-- start of Material shown --

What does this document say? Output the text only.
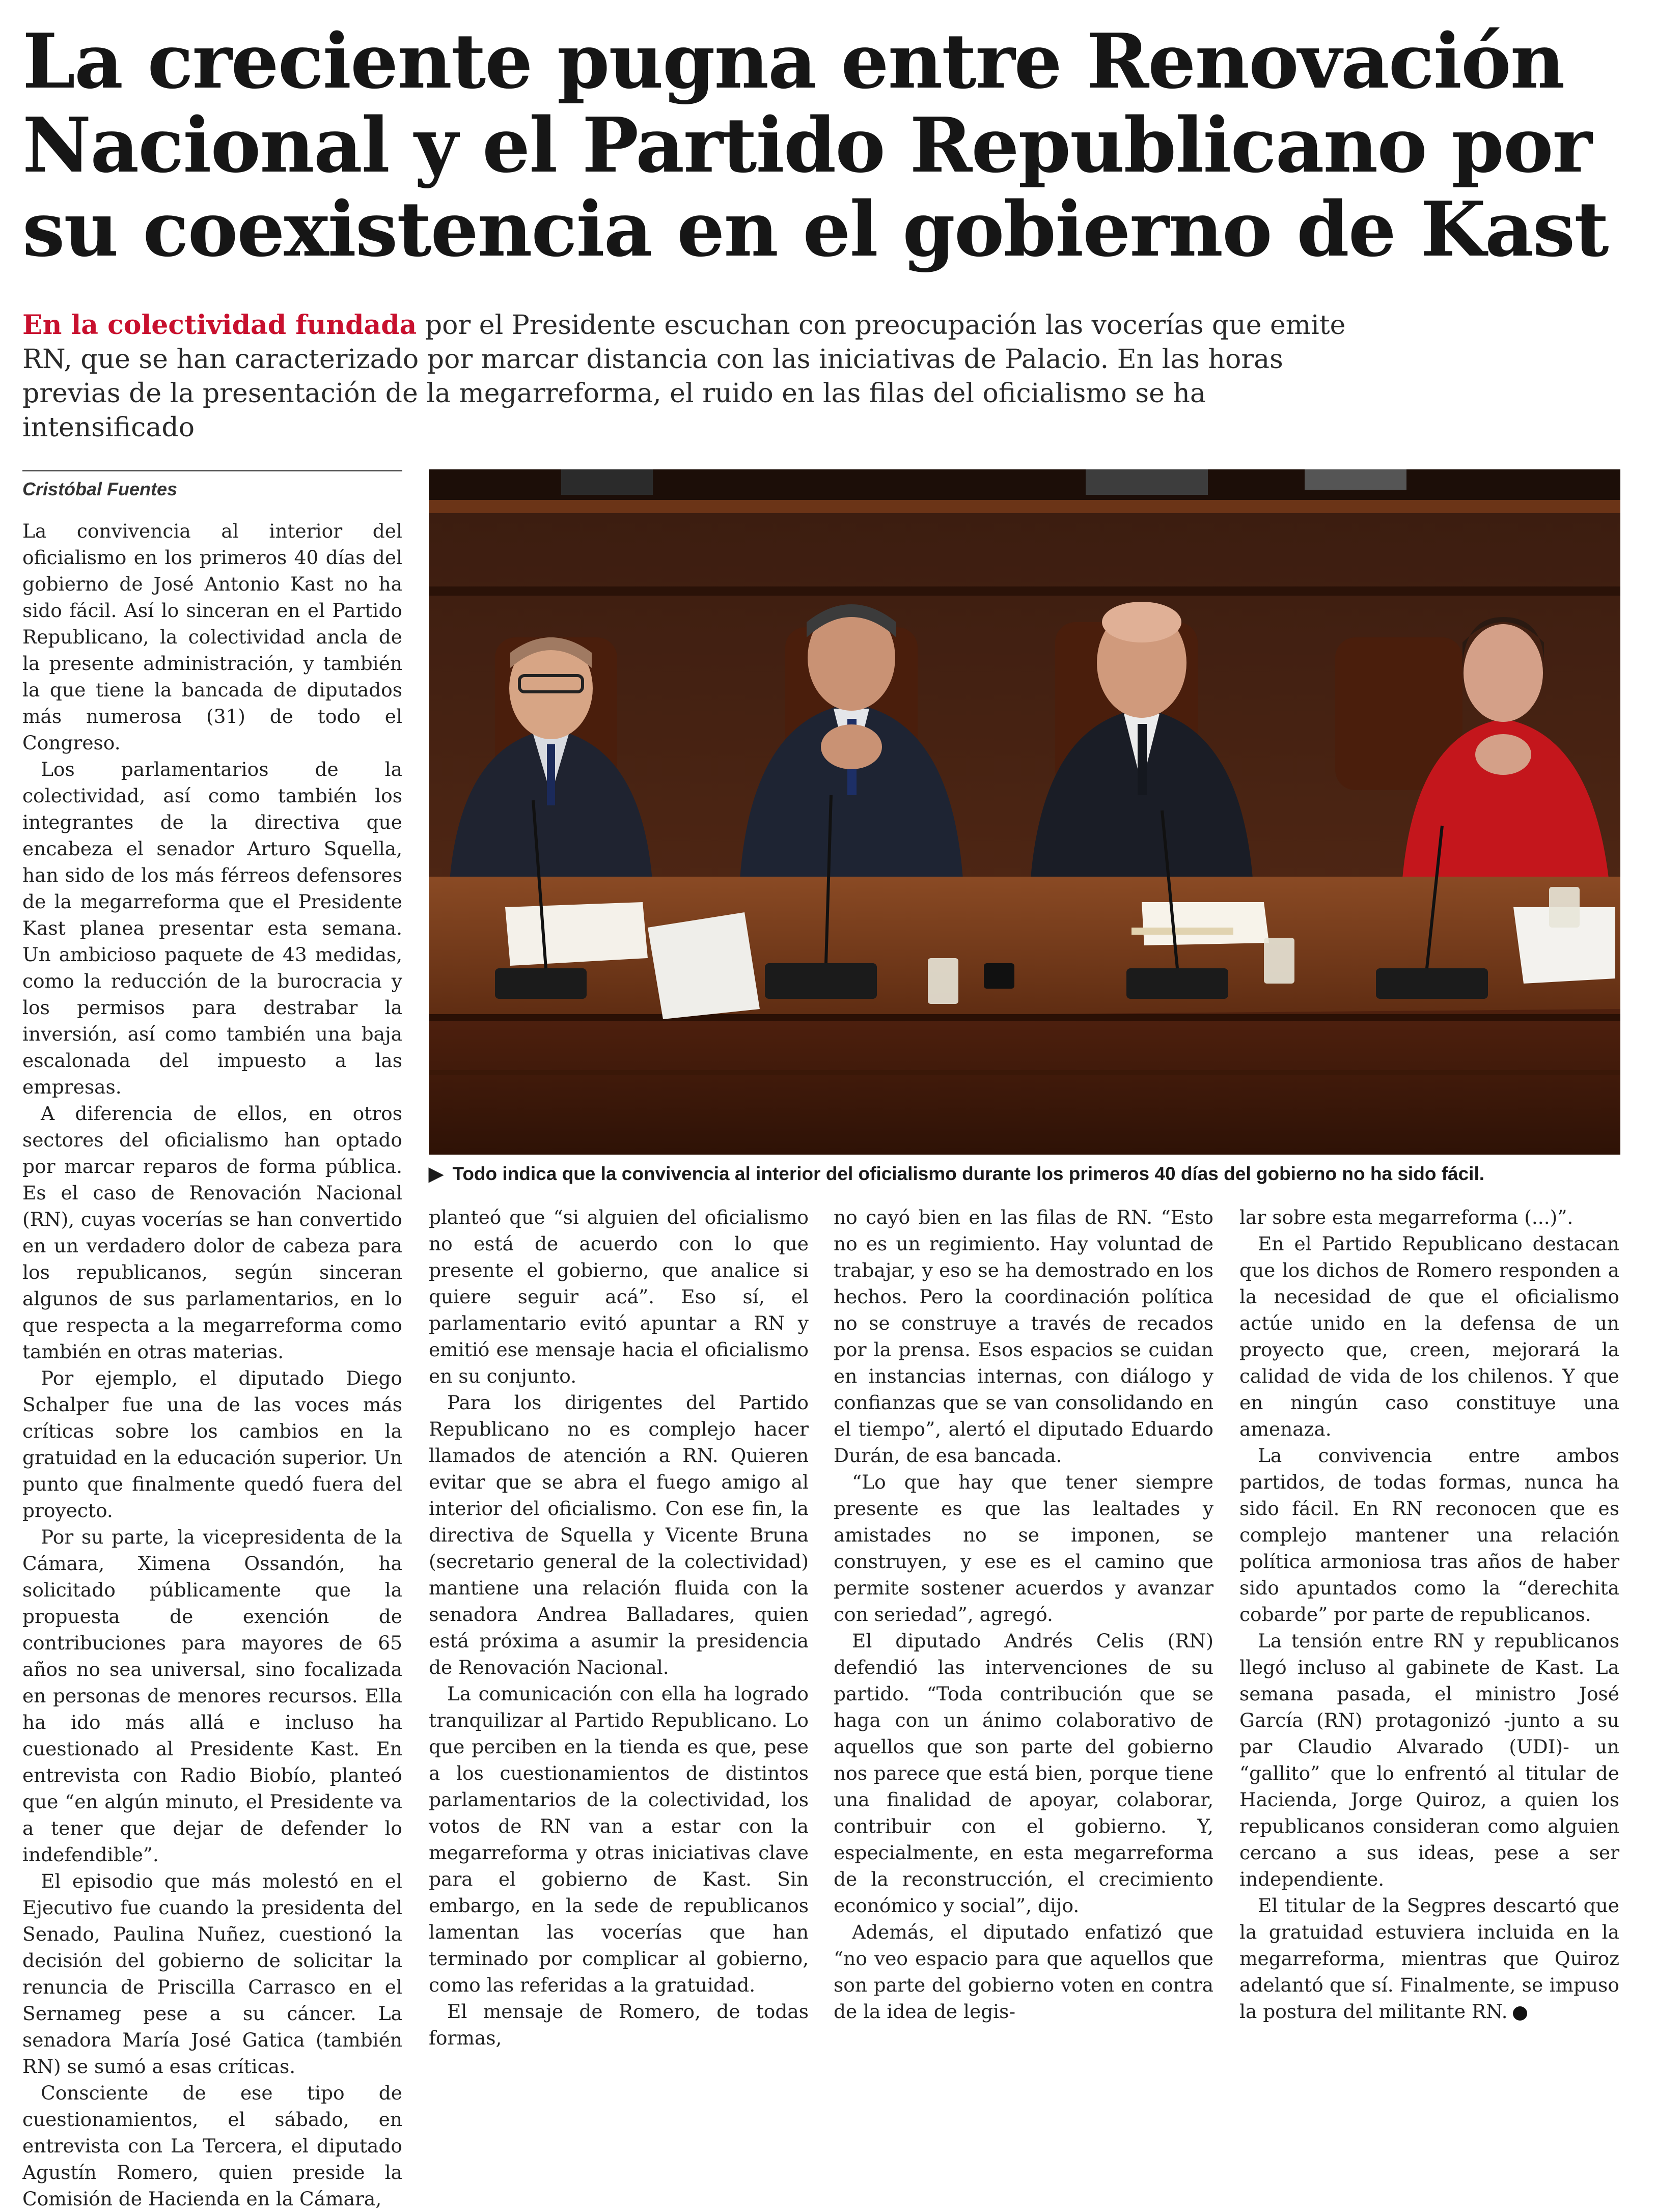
La creciente pugna entre Renovación Nacional y el Partido Republicano por su coexistencia en el gobierno de Kast

En la colectividad fundada por el Presidente escuchan con preocupación las vocerías que emite RN, que se han caracterizado por marcar distancia con las iniciativas de Palacio. En las horas previas de la presentación de la megarreforma, el ruido en las filas del oficialismo se ha intensificado

Cristóbal Fuentes

La convivencia al interior del oficialismo en los primeros 40 días del gobierno de José Antonio Kast no ha sido fácil. Así lo sinceran en el Partido Republicano, la colectividad ancla de la presente administración, y también la que tiene la bancada de diputados más numerosa (31) de todo el Congreso.

Los parlamentarios de la colectividad, así como también los integrantes de la directiva que encabeza el senador Arturo Squella, han sido de los más férreos defensores de la megarreforma que el Presidente Kast planea presentar esta semana. Un ambicioso paquete de 43 medidas, como la reducción de la burocracia y los permisos para destrabar la inversión, así como también una baja escalonada del impuesto a las empresas.

A diferencia de ellos, en otros sectores del oficialismo han optado por marcar reparos de forma pública. Es el caso de Renovación Nacional (RN), cuyas vocerías se han convertido en un verdadero dolor de cabeza para los republicanos, según sinceran algunos de sus parlamentarios, en lo que respecta a la megarreforma como también en otras materias.

Por ejemplo, el diputado Diego Schalper fue una de las voces más críticas sobre los cambios en la gratuidad en la educación superior. Un punto que finalmente quedó fuera del proyecto.

Por su parte, la vicepresidenta de la Cámara, Ximena Ossandón, ha solicitado públicamente que la propuesta de exención de contribuciones para mayores de 65 años no sea universal, sino focalizada en personas de menores recursos. Ella ha ido más allá e incluso ha cuestionado al Presidente Kast. En entrevista con Radio Biobío, planteó que “en algún minuto, el Presidente va a tener que dejar de defender lo indefendible”.

El episodio que más molestó en el Ejecutivo fue cuando la presidenta del Senado, Paulina Nuñez, cuestionó la decisión del gobierno de solicitar la renuncia de Priscilla Carrasco en el Sernameg pese a su cáncer. La senadora María José Gatica (también RN) se sumó a esas críticas.

Consciente de ese tipo de cuestionamientos, el sábado, en entrevista con La Tercera, el diputado Agustín Romero, quien preside la Comisión de Hacienda en la Cámara,

▶ Todo indica que la convivencia al interior del oficialismo durante los primeros 40 días del gobierno no ha sido fácil.

planteó que “si alguien del oficialismo no está de acuerdo con lo que presente el gobierno, que analice si quiere seguir acá”. Eso sí, el parlamentario evitó apuntar a RN y emitió ese mensaje hacia el oficialismo en su conjunto.

Para los dirigentes del Partido Republicano no es complejo hacer llamados de atención a RN. Quieren evitar que se abra el fuego amigo al interior del oficialismo. Con ese fin, la directiva de Squella y Vicente Bruna (secretario general de la colectividad) mantiene una relación fluida con la senadora Andrea Balladares, quien está próxima a asumir la presidencia de Renovación Nacional.

La comunicación con ella ha logrado tranquilizar al Partido Republicano. Lo que perciben en la tienda es que, pese a los cuestionamientos de distintos parlamentarios de la colectividad, los votos de RN van a estar con la megarreforma y otras iniciativas clave para el gobierno de Kast. Sin embargo, en la sede de republicanos lamentan las vocerías que han terminado por complicar al gobierno, como las referidas a la gratuidad.

El mensaje de Romero, de todas formas,

no cayó bien en las filas de RN. “Esto no es un regimiento. Hay voluntad de trabajar, y eso se ha demostrado en los hechos. Pero la coordinación política no se construye a través de recados por la prensa. Esos espacios se cuidan en instancias internas, con diálogo y confianzas que se van consolidando en el tiempo”, alertó el diputado Eduardo Durán, de esa bancada.

“Lo que hay que tener siempre presente es que las lealtades y amistades no se imponen, se construyen, y ese es el camino que permite sostener acuerdos y avanzar con seriedad”, agregó.

El diputado Andrés Celis (RN) defendió las intervenciones de su partido. “Toda contribución que se haga con un ánimo colaborativo de aquellos que son parte del gobierno nos parece que está bien, porque tiene una finalidad de apoyar, colaborar, contribuir con el gobierno. Y, especialmente, en esta megarreforma de la reconstrucción, el crecimiento económico y social”, dijo.

Además, el diputado enfatizó que “no veo espacio para que aquellos que son parte del gobierno voten en contra de la idea de legis-

lar sobre esta megarreforma (...)”.

En el Partido Republicano destacan que los dichos de Romero responden a la necesidad de que el oficialismo actúe unido en la defensa de un proyecto que, creen, mejorará la calidad de vida de los chilenos. Y que en ningún caso constituye una amenaza.

La convivencia entre ambos partidos, de todas formas, nunca ha sido fácil. En RN reconocen que es complejo mantener una relación política armoniosa tras años de haber sido apuntados como la “derechita cobarde” por parte de republicanos.

La tensión entre RN y republicanos llegó incluso al gabinete de Kast. La semana pasada, el ministro José García (RN) protagonizó -junto a su par Claudio Alvarado (UDI)- un “gallito” que lo enfrentó al titular de Hacienda, Jorge Quiroz, a quien los republicanos consideran como alguien cercano a sus ideas, pese a ser independiente.

El titular de la Segpres descartó que la gratuidad estuviera incluida en la megarreforma, mientras que Quiroz adelantó que sí. Finalmente, se impuso la postura del militante RN.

-- end of Material shown --

Written instruction:
Transcribe all entries above exactly. Drop the pictures.

Solution to this task:
What does this document say? Output the text only.
La creciente pugna entre Renovación Nacional y el Partido Republicano por su coexistencia en el gobierno de Kast

En la colectividad fundada por el Presidente escuchan con preocupación las vocerías que emite RN, que se han caracterizado por marcar distancia con las iniciativas de Palacio. En las horas previas de la presentación de la megarreforma, el ruido en las filas del oficialismo se ha intensificado

Cristóbal Fuentes

La convivencia al interior del oficialismo en los primeros 40 días del gobierno de José Antonio Kast no ha sido fácil. Así lo sinceran en el Partido Republicano, la colectividad ancla de la presente administración, y también la que tiene la bancada de diputados más numerosa (31) de todo el Congreso.

Los parlamentarios de la colectividad, así como también los integrantes de la directiva que encabeza el senador Arturo Squella, han sido de los más férreos defensores de la megarreforma que el Presidente Kast planea presentar esta semana. Un ambicioso paquete de 43 medidas, como la reducción de la burocracia y los permisos para destrabar la inversión, así como también una baja escalonada del impuesto a las empresas.

A diferencia de ellos, en otros sectores del oficialismo han optado por marcar reparos de forma pública. Es el caso de Renovación Nacional (RN), cuyas vocerías se han convertido en un verdadero dolor de cabeza para los republicanos, según sinceran algunos de sus parlamentarios, en lo que respecta a la megarreforma como también en otras materias.

Por ejemplo, el diputado Diego Schalper fue una de las voces más críticas sobre los cambios en la gratuidad en la educación superior. Un punto que finalmente quedó fuera del proyecto.

Por su parte, la vicepresidenta de la Cámara, Ximena Ossandón, ha solicitado públicamente que la propuesta de exención de contribuciones para mayores de 65 años no sea universal, sino focalizada en personas de menores recursos. Ella ha ido más allá e incluso ha cuestionado al Presidente Kast. En entrevista con Radio Biobío, planteó que “en algún minuto, el Presidente va a tener que dejar de defender lo indefendible”.

El episodio que más molestó en el Ejecutivo fue cuando la presidenta del Senado, Paulina Nuñez, cuestionó la decisión del gobierno de solicitar la renuncia de Priscilla Carrasco en el Sernameg pese a su cáncer. La senadora María José Gatica (también RN) se sumó a esas críticas.

Consciente de ese tipo de cuestionamientos, el sábado, en entrevista con La Tercera, el diputado Agustín Romero, quien preside la Comisión de Hacienda en la Cámara,

▶ Todo indica que la convivencia al interior del oficialismo durante los primeros 40 días del gobierno no ha sido fácil.

planteó que “si alguien del oficialismo no está de acuerdo con lo que presente el gobierno, que analice si quiere seguir acá”. Eso sí, el parlamentario evitó apuntar a RN y emitió ese mensaje hacia el oficialismo en su conjunto.

Para los dirigentes del Partido Republicano no es complejo hacer llamados de atención a RN. Quieren evitar que se abra el fuego amigo al interior del oficialismo. Con ese fin, la directiva de Squella y Vicente Bruna (secretario general de la colectividad) mantiene una relación fluida con la senadora Andrea Balladares, quien está próxima a asumir la presidencia de Renovación Nacional.

La comunicación con ella ha logrado tranquilizar al Partido Republicano. Lo que perciben en la tienda es que, pese a los cuestionamientos de distintos parlamentarios de la colectividad, los votos de RN van a estar con la megarreforma y otras iniciativas clave para el gobierno de Kast. Sin embargo, en la sede de republicanos lamentan las vocerías que han terminado por complicar al gobierno, como las referidas a la gratuidad.

El mensaje de Romero, de todas formas,

no cayó bien en las filas de RN. “Esto no es un regimiento. Hay voluntad de trabajar, y eso se ha demostrado en los hechos. Pero la coordinación política no se construye a través de recados por la prensa. Esos espacios se cuidan en instancias internas, con diálogo y confianzas que se van consolidando en el tiempo”, alertó el diputado Eduardo Durán, de esa bancada.

“Lo que hay que tener siempre presente es que las lealtades y amistades no se imponen, se construyen, y ese es el camino que permite sostener acuerdos y avanzar con seriedad”, agregó.

El diputado Andrés Celis (RN) defendió las intervenciones de su partido. “Toda contribución que se haga con un ánimo colaborativo de aquellos que son parte del gobierno nos parece que está bien, porque tiene una finalidad de apoyar, colaborar, contribuir con el gobierno. Y, especialmente, en esta megarreforma de la reconstrucción, el crecimiento económico y social”, dijo.

Además, el diputado enfatizó que “no veo espacio para que aquellos que son parte del gobierno voten en contra de la idea de legis-

lar sobre esta megarreforma (...)”.

En el Partido Republicano destacan que los dichos de Romero responden a la necesidad de que el oficialismo actúe unido en la defensa de un proyecto que, creen, mejorará la calidad de vida de los chilenos. Y que en ningún caso constituye una amenaza.

La convivencia entre ambos partidos, de todas formas, nunca ha sido fácil. En RN reconocen que es complejo mantener una relación política armoniosa tras años de haber sido apuntados como la “derechita cobarde” por parte de republicanos.

La tensión entre RN y republicanos llegó incluso al gabinete de Kast. La semana pasada, el ministro José García (RN) protagonizó -junto a su par Claudio Alvarado (UDI)- un “gallito” que lo enfrentó al titular de Hacienda, Jorge Quiroz, a quien los republicanos consideran como alguien cercano a sus ideas, pese a ser independiente.

El titular de la Segpres descartó que la gratuidad estuviera incluida en la megarreforma, mientras que Quiroz adelantó que sí. Finalmente, se impuso la postura del militante RN.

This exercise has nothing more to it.